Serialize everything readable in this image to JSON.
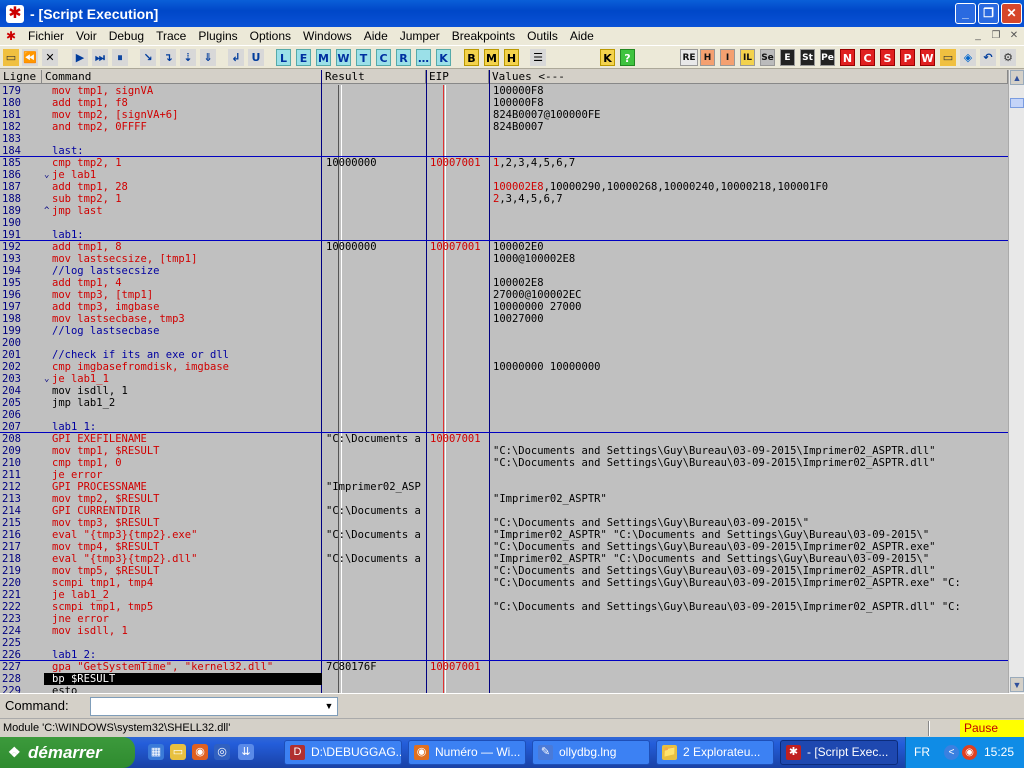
{
  "window": {
    "title": "- [Script Execution]",
    "min": "_",
    "restore": "❐",
    "close": "✕"
  },
  "menu": [
    "Fichier",
    "Voir",
    "Debug",
    "Trace",
    "Plugins",
    "Options",
    "Windows",
    "Aide",
    "Jumper",
    "Breakpoints",
    "Outils",
    "Aide"
  ],
  "toolbar": {
    "nav": [
      "⏩",
      "⏪",
      "✕",
      "▶",
      "⏭",
      "⏸",
      "↘",
      "↴",
      "⇣",
      "⇓",
      "↲",
      "U"
    ],
    "letters": [
      "L",
      "E",
      "M",
      "W",
      "T",
      "C",
      "R",
      "…",
      "K"
    ],
    "ylw": [
      "B",
      "M",
      "H"
    ],
    "right": [
      "RE",
      "H",
      "I",
      "IL",
      "Se",
      "E",
      "St",
      "Pe",
      "N",
      "C",
      "S",
      "P",
      "W"
    ]
  },
  "columns": {
    "line": "Ligne",
    "command": "Command",
    "result": "Result",
    "eip": "EIP",
    "values": "Values <---"
  },
  "rows": [
    {
      "n": "179",
      "c": "mov tmp1, signVA",
      "col": "red",
      "r": "",
      "e": "",
      "v": "100000F8"
    },
    {
      "n": "180",
      "c": "add tmp1, f8",
      "col": "red",
      "r": "",
      "e": "",
      "v": "100000F8"
    },
    {
      "n": "181",
      "c": "mov tmp2, [signVA+6]",
      "col": "red",
      "r": "",
      "e": "",
      "v": "824B0007@100000FE"
    },
    {
      "n": "182",
      "c": "and tmp2, 0FFFF",
      "col": "red",
      "r": "",
      "e": "",
      "v": "824B0007"
    },
    {
      "n": "183",
      "c": "",
      "col": "blk",
      "r": "",
      "e": "",
      "v": ""
    },
    {
      "n": "184",
      "c": "last:",
      "col": "blu",
      "r": "",
      "e": "",
      "v": "",
      "sep": true
    },
    {
      "n": "185",
      "c": "cmp tmp2, 1",
      "col": "red",
      "r": "10000000",
      "e": "10007001",
      "v": "1,2,3,4,5,6,7",
      "vred": "1"
    },
    {
      "n": "186",
      "c": "je lab1",
      "col": "red",
      "r": "",
      "e": "",
      "v": "",
      "mk": "⌄"
    },
    {
      "n": "187",
      "c": "add tmp1, 28",
      "col": "red",
      "r": "",
      "e": "",
      "v": "100002E8,10000290,10000268,10000240,10000218,100001F0",
      "vred": "100002E8"
    },
    {
      "n": "188",
      "c": "sub tmp2, 1",
      "col": "red",
      "r": "",
      "e": "",
      "v": "2,3,4,5,6,7",
      "vred": "2"
    },
    {
      "n": "189",
      "c": "jmp last",
      "col": "red",
      "r": "",
      "e": "",
      "v": "",
      "mk": "^"
    },
    {
      "n": "190",
      "c": "",
      "col": "blk",
      "r": "",
      "e": "",
      "v": ""
    },
    {
      "n": "191",
      "c": "lab1:",
      "col": "blu",
      "r": "",
      "e": "",
      "v": "",
      "sep": true
    },
    {
      "n": "192",
      "c": "add tmp1, 8",
      "col": "red",
      "r": "10000000",
      "e": "10007001",
      "v": "100002E0"
    },
    {
      "n": "193",
      "c": "mov lastsecsize, [tmp1]",
      "col": "red",
      "r": "",
      "e": "",
      "v": "1000@100002E8"
    },
    {
      "n": "194",
      "c": "//log lastsecsize",
      "col": "blu",
      "r": "",
      "e": "",
      "v": ""
    },
    {
      "n": "195",
      "c": "add tmp1, 4",
      "col": "red",
      "r": "",
      "e": "",
      "v": "100002E8"
    },
    {
      "n": "196",
      "c": "mov tmp3, [tmp1]",
      "col": "red",
      "r": "",
      "e": "",
      "v": "27000@100002EC"
    },
    {
      "n": "197",
      "c": "add tmp3, imgbase",
      "col": "red",
      "r": "",
      "e": "",
      "v": "10000000 27000"
    },
    {
      "n": "198",
      "c": "mov lastsecbase, tmp3",
      "col": "red",
      "r": "",
      "e": "",
      "v": "10027000"
    },
    {
      "n": "199",
      "c": "//log lastsecbase",
      "col": "blu",
      "r": "",
      "e": "",
      "v": ""
    },
    {
      "n": "200",
      "c": "",
      "col": "blk",
      "r": "",
      "e": "",
      "v": ""
    },
    {
      "n": "201",
      "c": "//check if its an exe or dll",
      "col": "blu",
      "r": "",
      "e": "",
      "v": ""
    },
    {
      "n": "202",
      "c": "cmp imgbasefromdisk, imgbase",
      "col": "red",
      "r": "",
      "e": "",
      "v": "10000000 10000000"
    },
    {
      "n": "203",
      "c": "je lab1_1",
      "col": "red",
      "r": "",
      "e": "",
      "v": "",
      "mk": "⌄"
    },
    {
      "n": "204",
      "c": "mov isdll, 1",
      "col": "blk",
      "r": "",
      "e": "",
      "v": ""
    },
    {
      "n": "205",
      "c": "jmp lab1_2",
      "col": "blk",
      "r": "",
      "e": "",
      "v": ""
    },
    {
      "n": "206",
      "c": "",
      "col": "blk",
      "r": "",
      "e": "",
      "v": ""
    },
    {
      "n": "207",
      "c": "lab1_1:",
      "col": "blu",
      "r": "",
      "e": "",
      "v": "",
      "sep": true
    },
    {
      "n": "208",
      "c": "GPI EXEFILENAME",
      "col": "red",
      "r": "\"C:\\Documents a",
      "e": "10007001",
      "v": ""
    },
    {
      "n": "209",
      "c": "mov tmp1, $RESULT",
      "col": "red",
      "r": "",
      "e": "",
      "v": "\"C:\\Documents and Settings\\Guy\\Bureau\\03-09-2015\\Imprimer02_ASPTR.dll\""
    },
    {
      "n": "210",
      "c": "cmp tmp1, 0",
      "col": "red",
      "r": "",
      "e": "",
      "v": "\"C:\\Documents and Settings\\Guy\\Bureau\\03-09-2015\\Imprimer02_ASPTR.dll\""
    },
    {
      "n": "211",
      "c": "je error",
      "col": "red",
      "r": "",
      "e": "",
      "v": ""
    },
    {
      "n": "212",
      "c": "GPI PROCESSNAME",
      "col": "red",
      "r": "\"Imprimer02_ASP",
      "e": "",
      "v": ""
    },
    {
      "n": "213",
      "c": "mov tmp2, $RESULT",
      "col": "red",
      "r": "",
      "e": "",
      "v": "\"Imprimer02_ASPTR\""
    },
    {
      "n": "214",
      "c": "GPI CURRENTDIR",
      "col": "red",
      "r": "\"C:\\Documents a",
      "e": "",
      "v": ""
    },
    {
      "n": "215",
      "c": "mov tmp3, $RESULT",
      "col": "red",
      "r": "",
      "e": "",
      "v": "\"C:\\Documents and Settings\\Guy\\Bureau\\03-09-2015\\\""
    },
    {
      "n": "216",
      "c": "eval \"{tmp3}{tmp2}.exe\"",
      "col": "red",
      "r": "\"C:\\Documents a",
      "e": "",
      "v": "\"Imprimer02_ASPTR\" \"C:\\Documents and Settings\\Guy\\Bureau\\03-09-2015\\\""
    },
    {
      "n": "217",
      "c": "mov tmp4, $RESULT",
      "col": "red",
      "r": "",
      "e": "",
      "v": "\"C:\\Documents and Settings\\Guy\\Bureau\\03-09-2015\\Imprimer02_ASPTR.exe\""
    },
    {
      "n": "218",
      "c": "eval \"{tmp3}{tmp2}.dll\"",
      "col": "red",
      "r": "\"C:\\Documents a",
      "e": "",
      "v": "\"Imprimer02_ASPTR\" \"C:\\Documents and Settings\\Guy\\Bureau\\03-09-2015\\\""
    },
    {
      "n": "219",
      "c": "mov tmp5, $RESULT",
      "col": "red",
      "r": "",
      "e": "",
      "v": "\"C:\\Documents and Settings\\Guy\\Bureau\\03-09-2015\\Imprimer02_ASPTR.dll\""
    },
    {
      "n": "220",
      "c": "scmpi tmp1, tmp4",
      "col": "red",
      "r": "",
      "e": "",
      "v": "\"C:\\Documents and Settings\\Guy\\Bureau\\03-09-2015\\Imprimer02_ASPTR.exe\" \"C:"
    },
    {
      "n": "221",
      "c": "je lab1_2",
      "col": "red",
      "r": "",
      "e": "",
      "v": ""
    },
    {
      "n": "222",
      "c": "scmpi tmp1, tmp5",
      "col": "red",
      "r": "",
      "e": "",
      "v": "\"C:\\Documents and Settings\\Guy\\Bureau\\03-09-2015\\Imprimer02_ASPTR.dll\" \"C:"
    },
    {
      "n": "223",
      "c": "jne error",
      "col": "red",
      "r": "",
      "e": "",
      "v": ""
    },
    {
      "n": "224",
      "c": "mov isdll, 1",
      "col": "red",
      "r": "",
      "e": "",
      "v": ""
    },
    {
      "n": "225",
      "c": "",
      "col": "blk",
      "r": "",
      "e": "",
      "v": ""
    },
    {
      "n": "226",
      "c": "lab1_2:",
      "col": "blu",
      "r": "",
      "e": "",
      "v": "",
      "sep": true
    },
    {
      "n": "227",
      "c": "gpa \"GetSystemTime\", \"kernel32.dll\"",
      "col": "red",
      "r": "7C80176F",
      "e": "10007001",
      "v": ""
    },
    {
      "n": "228",
      "c": "bp $RESULT",
      "col": "blk",
      "r": "",
      "e": "",
      "v": "",
      "sel": true
    },
    {
      "n": "229",
      "c": "esto",
      "col": "blk",
      "r": "",
      "e": "",
      "v": ""
    }
  ],
  "command": {
    "label": "Command:",
    "value": "",
    "dropdown": "▼"
  },
  "status": {
    "text": "Module 'C:\\WINDOWS\\system32\\SHELL32.dll'",
    "state": "Pause"
  },
  "taskbar": {
    "start": "démarrer",
    "tasks": [
      {
        "label": "D:\\DEBUGGAG...",
        "icon": "D",
        "iconColor": "#b03030"
      },
      {
        "label": "Numéro — Wi...",
        "icon": "◉",
        "iconColor": "#e07020"
      },
      {
        "label": "ollydbg.lng",
        "icon": "✎",
        "iconColor": "#4a7ad8"
      },
      {
        "label": "2 Explorateu...",
        "icon": "📁",
        "iconColor": "#e8c040"
      },
      {
        "label": "- [Script Exec...",
        "icon": "✱",
        "iconColor": "#c02020"
      }
    ],
    "lang": "FR",
    "clock": "15:25"
  }
}
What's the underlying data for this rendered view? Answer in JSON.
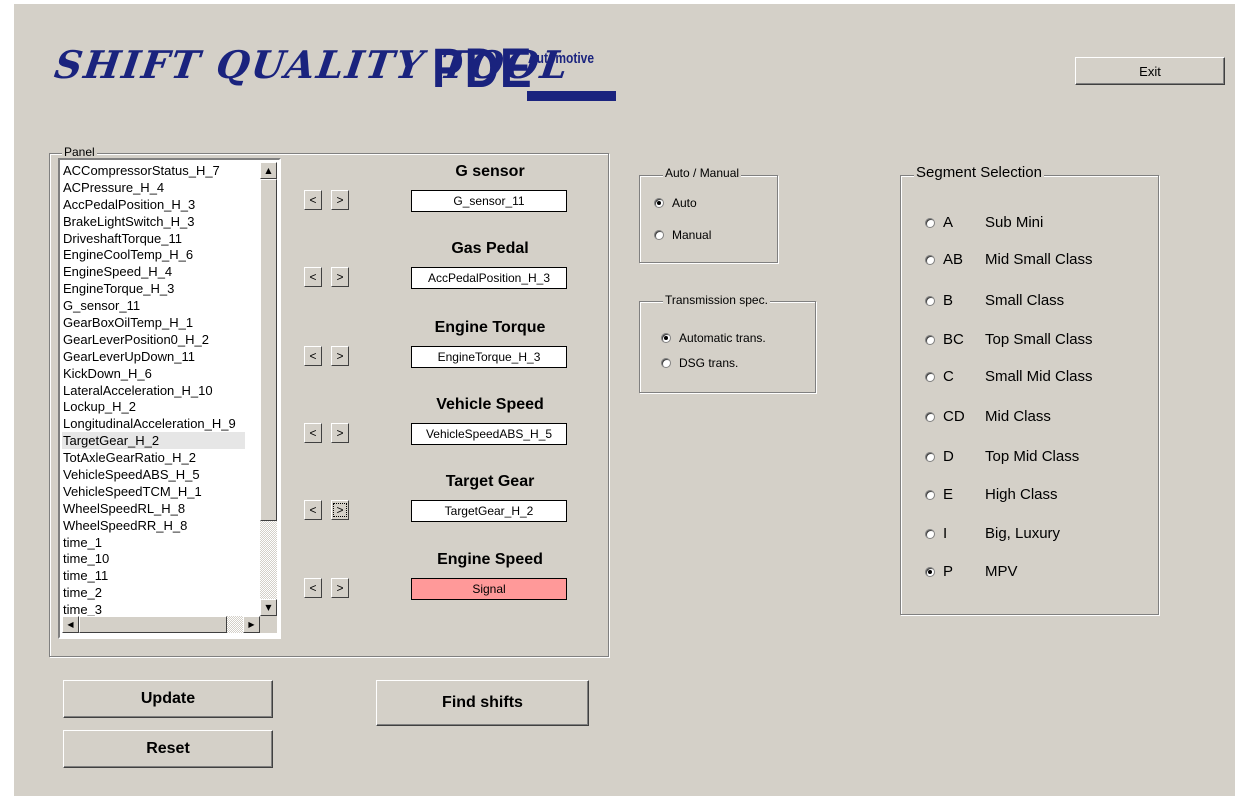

☆ ☆ ☆ ☆

Work to complete: Show all lines from the data above in which the word "JSON" appears.

Solution below:
Serialize everything readable in this image to JSON.
What's the underlying data for this rendered view? Answer in JSON.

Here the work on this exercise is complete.